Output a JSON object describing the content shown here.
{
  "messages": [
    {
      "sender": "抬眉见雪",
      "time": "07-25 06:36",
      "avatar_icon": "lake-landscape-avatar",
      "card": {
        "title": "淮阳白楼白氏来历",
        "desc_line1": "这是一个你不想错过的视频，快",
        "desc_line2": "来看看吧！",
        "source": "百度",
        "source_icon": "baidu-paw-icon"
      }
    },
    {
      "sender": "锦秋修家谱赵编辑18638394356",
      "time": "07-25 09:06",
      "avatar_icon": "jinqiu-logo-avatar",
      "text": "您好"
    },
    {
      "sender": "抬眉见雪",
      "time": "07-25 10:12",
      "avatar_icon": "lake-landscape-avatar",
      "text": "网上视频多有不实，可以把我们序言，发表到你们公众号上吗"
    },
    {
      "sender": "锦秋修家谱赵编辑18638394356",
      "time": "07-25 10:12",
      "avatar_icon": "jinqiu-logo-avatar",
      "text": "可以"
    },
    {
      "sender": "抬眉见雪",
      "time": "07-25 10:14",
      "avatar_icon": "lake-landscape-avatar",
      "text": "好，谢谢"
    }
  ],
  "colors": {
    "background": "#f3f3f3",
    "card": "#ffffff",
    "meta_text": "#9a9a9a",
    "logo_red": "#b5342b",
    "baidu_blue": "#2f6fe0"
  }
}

§ **YOUR INSTRUCTIONS**
Retype every entry word for word.

§ **EXERCISE ANSWER**
Output a JSON object describing the content shown here.
{
  "messages": [
    {
      "sender": "抬眉见雪",
      "time": "07-25 06:36",
      "avatar_icon": "lake-landscape-avatar",
      "card": {
        "title": "淮阳白楼白氏来历",
        "desc_line1": "这是一个你不想错过的视频，快",
        "desc_line2": "来看看吧！",
        "source": "百度",
        "source_icon": "baidu-paw-icon"
      }
    },
    {
      "sender": "锦秋修家谱赵编辑18638394356",
      "time": "07-25 09:06",
      "avatar_icon": "jinqiu-logo-avatar",
      "text": "您好"
    },
    {
      "sender": "抬眉见雪",
      "time": "07-25 10:12",
      "avatar_icon": "lake-landscape-avatar",
      "text": "网上视频多有不实，可以把我们序言，发表到你们公众号上吗"
    },
    {
      "sender": "锦秋修家谱赵编辑18638394356",
      "time": "07-25 10:12",
      "avatar_icon": "jinqiu-logo-avatar",
      "text": "可以"
    },
    {
      "sender": "抬眉见雪",
      "time": "07-25 10:14",
      "avatar_icon": "lake-landscape-avatar",
      "text": "好，谢谢"
    }
  ],
  "colors": {
    "background": "#f3f3f3",
    "card": "#ffffff",
    "meta_text": "#9a9a9a",
    "logo_red": "#b5342b",
    "baidu_blue": "#2f6fe0"
  }
}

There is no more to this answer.